» Figure collection entries
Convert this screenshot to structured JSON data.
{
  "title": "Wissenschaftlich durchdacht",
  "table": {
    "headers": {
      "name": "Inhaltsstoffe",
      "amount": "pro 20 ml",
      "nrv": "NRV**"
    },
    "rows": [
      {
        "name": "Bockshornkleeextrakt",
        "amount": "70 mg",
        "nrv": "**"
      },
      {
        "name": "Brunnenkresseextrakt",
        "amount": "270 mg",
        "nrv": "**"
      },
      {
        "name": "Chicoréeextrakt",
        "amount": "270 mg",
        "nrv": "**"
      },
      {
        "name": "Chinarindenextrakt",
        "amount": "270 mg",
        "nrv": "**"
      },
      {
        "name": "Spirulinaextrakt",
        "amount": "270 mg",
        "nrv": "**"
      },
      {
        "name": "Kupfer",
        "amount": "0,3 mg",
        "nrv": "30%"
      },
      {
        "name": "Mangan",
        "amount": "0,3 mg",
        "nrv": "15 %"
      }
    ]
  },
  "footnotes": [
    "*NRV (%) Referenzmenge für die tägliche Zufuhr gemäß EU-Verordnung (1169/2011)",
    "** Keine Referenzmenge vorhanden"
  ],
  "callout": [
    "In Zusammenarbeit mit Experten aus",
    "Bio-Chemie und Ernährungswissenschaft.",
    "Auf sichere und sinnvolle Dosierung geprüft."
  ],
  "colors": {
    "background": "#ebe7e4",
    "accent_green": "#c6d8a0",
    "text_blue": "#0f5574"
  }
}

» AIM
Copy whichever lines in the listing above contain the word "name".

» TASK OUTPUT
      "name": "Inhaltsstoffe",
        "name": "Bockshornkleeextrakt",
        "name": "Brunnenkresseextrakt",
        "name": "Chicoréeextrakt",
        "name": "Chinarindenextrakt",
        "name": "Spirulinaextrakt",
        "name": "Kupfer",
        "name": "Mangan",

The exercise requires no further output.